Fragmento:
═══

Betty estaba feliz, radiante. Esto era lo que realmente le gustaba hacer. Tenía una soltura y una gracia no común en las niñas de su edad, lo que quedó de manifiesto cuando cantó y bailó para un festival escolar en el Teatro Roma, de Avellaneda. Tenía ocho años. Sin saberlo, sin siquiera darse cuenta, estaba realizando su debut artístico. Su verdadero destino estaba dando las primeras e inconfundibles señales.
A los 9 años tomó la primera comunión en la Catedral de Avellaneda, con un hermosísimo traje blanco, confeccionado también por su madre, que ella lucía orgullosa y feliz.

═══

Líneas de datos:
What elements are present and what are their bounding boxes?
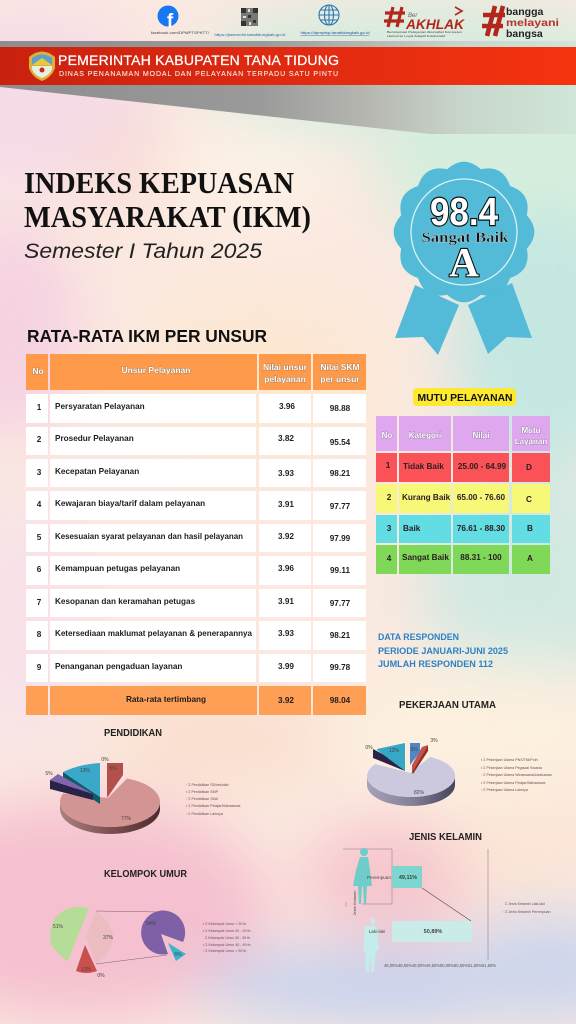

═══

Qué hacer:
• a. Cita el relato sobre la infancia de Betty entre "Betty estaba feliz, radiante." y "e inconfundibles señales.", ambos incluidos.
• b. Resume en dos oraciones el relato sobre la infancia de Betty.
• c. Prosigue el relato sobre la infancia de Betty a partir del punto en que termina.

Respuestas escritas:
• a.
Betty estaba feliz, radiante. Esto era lo que realmente le gustaba hacer. Tenía una soltura y una gracia no común en las niñas de su edad, lo que quedó de manifiesto cuando cantó y bailó para un festival escolar en el Teatro Roma, de Avellaneda. Tenía ocho años. Sin saberlo, sin siquiera darse cuenta, estaba realizando su debut artístico. Su verdadero destino estaba dando las primeras e inconfundibles señales.

• b. A los ocho años, Betty cantó y bailó con una soltura y una gracia poco comunes en un festival escolar en el Teatro Roma, de Avellaneda, y así hizo, sin saberlo, su debut artístico. A los nueve años tomó la primera comunión en la Catedral de Avellaneda con un traje blanco confeccionado por su madre, que lucía orgullosa y feliz.

• c.
Beatriz escuchaba radio habitualmente. Un anuncio, en la audición “Nuevas caras para el cine nacional”, que dirigía un personaje con el seudónimo de “La dame de pique”, en Radio Splendid, llamó su atención: se pedían damitas jóvenes para el cine y, para ello, las interesadas debían mandar una fotografía a la emisora. Buscaban a una jovencita y Betty era apenas una niña, pero eso no le parecía más que un detalle sin importancia que no sería impedimento para rogar cuanto hiciera falta. Y tanto insistió y tanto zalamereó a su madre, que fue esta quien, una vez más, se ocupó de convencer a Pedro. La primera reacción del hombre fue una firme negativa, que luego dejaría de ser tan firme frente a la dulzura de Angélica y el entusiasmo de Betty. Estas razones, sumadas a aquellas palabras que escuchara de boca del maestro Málaga indicándole que su hija tenía “maera”, fueron los argumentos convincentes que le hicieron ceder en su determinación.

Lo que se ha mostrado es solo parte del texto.